== Directive ==
Which lines hold the word "Precipitação"? Copy each of them from the material.

== Data listing ==
—————

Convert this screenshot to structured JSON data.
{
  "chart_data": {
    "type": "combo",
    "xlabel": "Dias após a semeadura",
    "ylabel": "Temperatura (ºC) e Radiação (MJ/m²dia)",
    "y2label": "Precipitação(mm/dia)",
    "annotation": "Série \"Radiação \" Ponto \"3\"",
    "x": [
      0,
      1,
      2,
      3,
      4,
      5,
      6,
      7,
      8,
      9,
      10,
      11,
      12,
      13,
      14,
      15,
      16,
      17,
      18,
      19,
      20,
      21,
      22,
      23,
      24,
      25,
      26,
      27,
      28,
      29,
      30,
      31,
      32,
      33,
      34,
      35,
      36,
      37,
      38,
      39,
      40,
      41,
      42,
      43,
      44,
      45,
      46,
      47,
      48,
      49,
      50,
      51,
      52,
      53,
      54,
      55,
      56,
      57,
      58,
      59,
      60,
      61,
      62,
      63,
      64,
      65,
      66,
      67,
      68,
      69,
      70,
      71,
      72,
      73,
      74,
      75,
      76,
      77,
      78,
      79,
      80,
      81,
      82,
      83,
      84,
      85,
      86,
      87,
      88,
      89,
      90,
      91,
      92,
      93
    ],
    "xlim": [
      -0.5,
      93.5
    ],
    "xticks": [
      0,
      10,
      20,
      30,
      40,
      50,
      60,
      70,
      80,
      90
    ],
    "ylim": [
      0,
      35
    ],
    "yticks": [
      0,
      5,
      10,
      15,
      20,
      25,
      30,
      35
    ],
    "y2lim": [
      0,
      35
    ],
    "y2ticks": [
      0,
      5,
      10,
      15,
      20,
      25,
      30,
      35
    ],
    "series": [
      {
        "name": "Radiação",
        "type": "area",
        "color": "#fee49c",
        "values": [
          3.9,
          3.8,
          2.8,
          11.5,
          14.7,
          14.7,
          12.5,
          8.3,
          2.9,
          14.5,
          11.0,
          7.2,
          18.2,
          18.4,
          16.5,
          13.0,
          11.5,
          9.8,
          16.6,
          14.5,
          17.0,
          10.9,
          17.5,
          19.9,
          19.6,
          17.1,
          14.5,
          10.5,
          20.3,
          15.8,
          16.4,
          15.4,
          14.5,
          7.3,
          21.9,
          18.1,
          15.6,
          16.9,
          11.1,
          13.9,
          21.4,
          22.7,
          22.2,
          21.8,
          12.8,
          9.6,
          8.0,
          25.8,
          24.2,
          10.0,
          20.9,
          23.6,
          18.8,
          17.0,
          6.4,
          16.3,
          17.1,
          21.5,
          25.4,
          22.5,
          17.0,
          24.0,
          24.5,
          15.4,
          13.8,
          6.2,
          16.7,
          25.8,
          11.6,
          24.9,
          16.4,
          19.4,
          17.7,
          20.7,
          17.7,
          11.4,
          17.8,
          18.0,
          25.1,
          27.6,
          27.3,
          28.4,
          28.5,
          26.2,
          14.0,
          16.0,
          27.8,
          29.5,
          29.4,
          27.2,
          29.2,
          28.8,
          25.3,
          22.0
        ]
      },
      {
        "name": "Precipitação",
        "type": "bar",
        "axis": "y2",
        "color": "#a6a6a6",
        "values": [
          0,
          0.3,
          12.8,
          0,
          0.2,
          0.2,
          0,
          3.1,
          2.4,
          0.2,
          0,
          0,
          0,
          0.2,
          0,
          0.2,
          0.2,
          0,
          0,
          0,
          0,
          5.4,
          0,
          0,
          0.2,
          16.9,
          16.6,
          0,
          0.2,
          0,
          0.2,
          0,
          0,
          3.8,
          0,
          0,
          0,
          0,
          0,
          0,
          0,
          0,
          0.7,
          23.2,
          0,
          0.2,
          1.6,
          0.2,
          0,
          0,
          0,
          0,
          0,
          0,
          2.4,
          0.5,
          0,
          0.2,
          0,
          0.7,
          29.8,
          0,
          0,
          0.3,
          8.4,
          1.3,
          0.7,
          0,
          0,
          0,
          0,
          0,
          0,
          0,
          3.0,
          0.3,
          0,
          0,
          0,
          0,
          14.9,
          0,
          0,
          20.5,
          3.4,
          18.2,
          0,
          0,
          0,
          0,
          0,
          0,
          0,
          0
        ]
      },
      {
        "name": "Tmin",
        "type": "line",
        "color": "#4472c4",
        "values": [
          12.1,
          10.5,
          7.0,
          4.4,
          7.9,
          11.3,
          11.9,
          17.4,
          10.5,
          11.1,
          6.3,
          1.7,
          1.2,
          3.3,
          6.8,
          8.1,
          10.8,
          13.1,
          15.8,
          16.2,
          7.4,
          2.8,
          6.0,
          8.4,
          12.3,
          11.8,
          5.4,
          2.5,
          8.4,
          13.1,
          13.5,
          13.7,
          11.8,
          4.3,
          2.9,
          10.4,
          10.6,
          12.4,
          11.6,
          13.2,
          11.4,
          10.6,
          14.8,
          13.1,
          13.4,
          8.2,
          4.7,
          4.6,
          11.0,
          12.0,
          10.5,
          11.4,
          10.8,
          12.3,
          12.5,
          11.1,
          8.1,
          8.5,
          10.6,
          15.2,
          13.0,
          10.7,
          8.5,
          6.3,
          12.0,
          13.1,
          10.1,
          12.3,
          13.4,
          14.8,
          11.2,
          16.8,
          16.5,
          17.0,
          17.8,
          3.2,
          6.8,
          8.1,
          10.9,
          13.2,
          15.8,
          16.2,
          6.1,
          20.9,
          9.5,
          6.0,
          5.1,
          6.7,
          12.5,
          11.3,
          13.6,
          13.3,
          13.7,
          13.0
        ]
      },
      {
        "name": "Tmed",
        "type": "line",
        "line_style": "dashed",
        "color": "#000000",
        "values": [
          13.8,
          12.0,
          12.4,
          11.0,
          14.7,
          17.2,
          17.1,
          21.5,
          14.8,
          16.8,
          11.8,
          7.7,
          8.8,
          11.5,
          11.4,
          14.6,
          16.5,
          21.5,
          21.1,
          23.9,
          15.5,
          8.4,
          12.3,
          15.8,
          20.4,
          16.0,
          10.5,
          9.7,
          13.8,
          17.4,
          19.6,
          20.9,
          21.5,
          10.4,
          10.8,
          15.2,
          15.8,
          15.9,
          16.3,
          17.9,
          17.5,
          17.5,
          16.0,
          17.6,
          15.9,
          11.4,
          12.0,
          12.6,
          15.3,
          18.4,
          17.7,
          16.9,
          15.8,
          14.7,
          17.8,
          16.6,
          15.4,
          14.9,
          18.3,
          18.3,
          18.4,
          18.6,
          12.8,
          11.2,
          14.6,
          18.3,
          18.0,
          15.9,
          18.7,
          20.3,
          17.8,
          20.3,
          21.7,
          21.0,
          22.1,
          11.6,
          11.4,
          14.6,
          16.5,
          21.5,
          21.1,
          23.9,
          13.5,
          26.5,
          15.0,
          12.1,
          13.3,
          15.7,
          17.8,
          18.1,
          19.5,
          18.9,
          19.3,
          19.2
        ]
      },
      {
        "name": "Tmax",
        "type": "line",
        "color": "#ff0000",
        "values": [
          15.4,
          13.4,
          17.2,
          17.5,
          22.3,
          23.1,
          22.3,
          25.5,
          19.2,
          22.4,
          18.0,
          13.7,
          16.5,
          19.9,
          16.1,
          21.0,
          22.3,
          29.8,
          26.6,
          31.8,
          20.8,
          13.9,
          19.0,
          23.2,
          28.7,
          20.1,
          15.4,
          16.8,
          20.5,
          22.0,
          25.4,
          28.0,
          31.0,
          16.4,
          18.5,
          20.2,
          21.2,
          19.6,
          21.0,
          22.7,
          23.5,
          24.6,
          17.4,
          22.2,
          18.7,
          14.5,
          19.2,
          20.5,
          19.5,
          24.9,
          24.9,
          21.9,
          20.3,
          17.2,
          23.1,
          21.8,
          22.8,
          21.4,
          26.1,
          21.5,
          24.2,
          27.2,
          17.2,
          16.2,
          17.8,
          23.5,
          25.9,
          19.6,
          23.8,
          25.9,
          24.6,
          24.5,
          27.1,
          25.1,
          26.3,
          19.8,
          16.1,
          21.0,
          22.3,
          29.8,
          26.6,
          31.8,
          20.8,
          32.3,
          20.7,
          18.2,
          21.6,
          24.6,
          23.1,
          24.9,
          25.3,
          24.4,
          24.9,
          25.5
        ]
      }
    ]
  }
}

—————

== Response below ==
    "y2label": "Precipitação(mm/dia)",
        "name": "Precipitação",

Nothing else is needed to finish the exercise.